Exactly reproduce each entry, leaving out nothing.

================

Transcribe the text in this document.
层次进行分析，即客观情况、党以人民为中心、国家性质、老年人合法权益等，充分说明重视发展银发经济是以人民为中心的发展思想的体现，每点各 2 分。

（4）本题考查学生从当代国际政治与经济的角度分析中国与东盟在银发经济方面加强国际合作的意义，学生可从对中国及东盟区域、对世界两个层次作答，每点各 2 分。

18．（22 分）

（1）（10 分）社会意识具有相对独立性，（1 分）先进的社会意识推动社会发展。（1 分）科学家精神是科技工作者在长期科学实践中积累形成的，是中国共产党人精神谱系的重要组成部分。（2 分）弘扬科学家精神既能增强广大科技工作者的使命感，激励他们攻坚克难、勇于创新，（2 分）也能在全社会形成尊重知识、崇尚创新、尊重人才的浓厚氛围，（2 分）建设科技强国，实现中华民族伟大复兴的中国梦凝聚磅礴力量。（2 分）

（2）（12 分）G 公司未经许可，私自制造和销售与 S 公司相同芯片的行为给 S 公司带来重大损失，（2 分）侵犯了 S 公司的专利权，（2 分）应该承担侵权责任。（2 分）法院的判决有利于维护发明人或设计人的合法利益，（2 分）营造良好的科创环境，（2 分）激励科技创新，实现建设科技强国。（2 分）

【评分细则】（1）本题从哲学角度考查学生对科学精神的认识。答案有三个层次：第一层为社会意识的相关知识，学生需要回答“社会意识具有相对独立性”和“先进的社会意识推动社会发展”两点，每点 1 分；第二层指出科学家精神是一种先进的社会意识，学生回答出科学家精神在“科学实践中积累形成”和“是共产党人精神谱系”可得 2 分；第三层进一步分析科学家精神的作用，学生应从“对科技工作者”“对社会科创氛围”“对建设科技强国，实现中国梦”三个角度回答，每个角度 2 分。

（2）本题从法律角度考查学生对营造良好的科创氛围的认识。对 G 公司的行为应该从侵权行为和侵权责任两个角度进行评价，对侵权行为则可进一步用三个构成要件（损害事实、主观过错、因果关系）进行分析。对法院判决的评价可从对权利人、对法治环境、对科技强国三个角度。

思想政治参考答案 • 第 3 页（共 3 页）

================

**Exercise response**
Transcribe the text in this document.
层次进行分析，即客观情况、党以人民为中心、国家性质、老年人合法权益等，充分说明重视发展银发经济是以人民为中心的发展思想的体现，每点各 2 分。

（4）本题考查学生从当代国际政治与经济的角度分析中国与东盟在银发经济方面加强国际合作的意义，学生可从对中国及东盟区域、对世界两个层次作答，每点各 2 分。

18．（22 分）

（1）（10 分）社会意识具有相对独立性，（1 分）先进的社会意识推动社会发展。（1 分）科学家精神是科技工作者在长期科学实践中积累形成的，是中国共产党人精神谱系的重要组成部分。（2 分）弘扬科学家精神既能增强广大科技工作者的使命感，激励他们攻坚克难、勇于创新，（2 分）也能在全社会形成尊重知识、崇尚创新、尊重人才的浓厚氛围，（2 分）建设科技强国，实现中华民族伟大复兴的中国梦凝聚磅礴力量。（2 分）

（2）（12 分）G 公司未经许可，私自制造和销售与 S 公司相同芯片的行为给 S 公司带来重大损失，（2 分）侵犯了 S 公司的专利权，（2 分）应该承担侵权责任。（2 分）法院的判决有利于维护发明人或设计人的合法利益，（2 分）营造良好的科创环境，（2 分）激励科技创新，实现建设科技强国。（2 分）

【评分细则】（1）本题从哲学角度考查学生对科学精神的认识。答案有三个层次：第一层为社会意识的相关知识，学生需要回答“社会意识具有相对独立性”和“先进的社会意识推动社会发展”两点，每点 1 分；第二层指出科学家精神是一种先进的社会意识，学生回答出科学家精神在“科学实践中积累形成”和“是共产党人精神谱系”可得 2 分；第三层进一步分析科学家精神的作用，学生应从“对科技工作者”“对社会科创氛围”“对建设科技强国，实现中国梦”三个角度回答，每个角度 2 分。

（2）本题从法律角度考查学生对营造良好的科创氛围的认识。对 G 公司的行为应该从侵权行为和侵权责任两个角度进行评价，对侵权行为则可进一步用三个构成要件（损害事实、主观过错、因果关系）进行分析。对法院判决的评价可从对权利人、对法治环境、对科技强国三个角度。

思想政治参考答案 • 第 3 页（共 3 页）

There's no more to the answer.